■ EXERCISE BRIEF
Copy out the entries below in full and exactly.
--------------------------------------------------
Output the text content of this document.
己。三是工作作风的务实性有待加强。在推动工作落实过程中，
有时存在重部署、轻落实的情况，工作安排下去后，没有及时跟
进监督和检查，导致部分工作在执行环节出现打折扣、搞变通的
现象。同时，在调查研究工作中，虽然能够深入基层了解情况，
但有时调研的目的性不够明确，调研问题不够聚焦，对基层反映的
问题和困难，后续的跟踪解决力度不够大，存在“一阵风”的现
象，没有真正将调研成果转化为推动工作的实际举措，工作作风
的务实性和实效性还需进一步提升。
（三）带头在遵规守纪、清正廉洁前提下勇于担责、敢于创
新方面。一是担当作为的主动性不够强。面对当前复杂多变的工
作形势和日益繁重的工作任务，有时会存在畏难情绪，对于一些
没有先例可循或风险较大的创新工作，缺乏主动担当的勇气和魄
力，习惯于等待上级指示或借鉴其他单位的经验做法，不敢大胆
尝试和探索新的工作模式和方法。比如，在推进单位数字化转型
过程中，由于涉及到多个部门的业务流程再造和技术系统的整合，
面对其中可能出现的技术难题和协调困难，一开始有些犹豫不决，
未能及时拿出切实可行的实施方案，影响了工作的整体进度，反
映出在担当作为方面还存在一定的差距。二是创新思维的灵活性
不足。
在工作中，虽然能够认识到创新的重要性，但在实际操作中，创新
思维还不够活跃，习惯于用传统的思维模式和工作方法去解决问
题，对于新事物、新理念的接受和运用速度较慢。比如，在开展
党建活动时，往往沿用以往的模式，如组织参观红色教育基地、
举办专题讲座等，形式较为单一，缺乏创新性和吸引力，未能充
--------------------------------------------------
■ EXERCISE RESULT
Output the text content of this document.
己。三是工作作风的务实性有待加强。在推动工作落实过程中，
有时存在重部署、轻落实的情况，工作安排下去后，没有及时跟
进监督和检查，导致部分工作在执行环节出现打折扣、搞变通的
现象。同时，在调查研究工作中，虽然能够深入基层了解情况，
但有时调研的目的性不够明确，调研问题不够聚焦，对基层反映的
问题和困难，后续的跟踪解决力度不够大，存在“一阵风”的现
象，没有真正将调研成果转化为推动工作的实际举措，工作作风
的务实性和实效性还需进一步提升。
（三）带头在遵规守纪、清正廉洁前提下勇于担责、敢于创
新方面。一是担当作为的主动性不够强。面对当前复杂多变的工
作形势和日益繁重的工作任务，有时会存在畏难情绪，对于一些
没有先例可循或风险较大的创新工作，缺乏主动担当的勇气和魄
力，习惯于等待上级指示或借鉴其他单位的经验做法，不敢大胆
尝试和探索新的工作模式和方法。比如，在推进单位数字化转型
过程中，由于涉及到多个部门的业务流程再造和技术系统的整合，
面对其中可能出现的技术难题和协调困难，一开始有些犹豫不决，
未能及时拿出切实可行的实施方案，影响了工作的整体进度，反
映出在担当作为方面还存在一定的差距。二是创新思维的灵活性
不足。
在工作中，虽然能够认识到创新的重要性，但在实际操作中，创新
思维还不够活跃，习惯于用传统的思维模式和工作方法去解决问
题，对于新事物、新理念的接受和运用速度较慢。比如，在开展
党建活动时，往往沿用以往的模式，如组织参观红色教育基地、
举办专题讲座等，形式较为单一，缺乏创新性和吸引力，未能充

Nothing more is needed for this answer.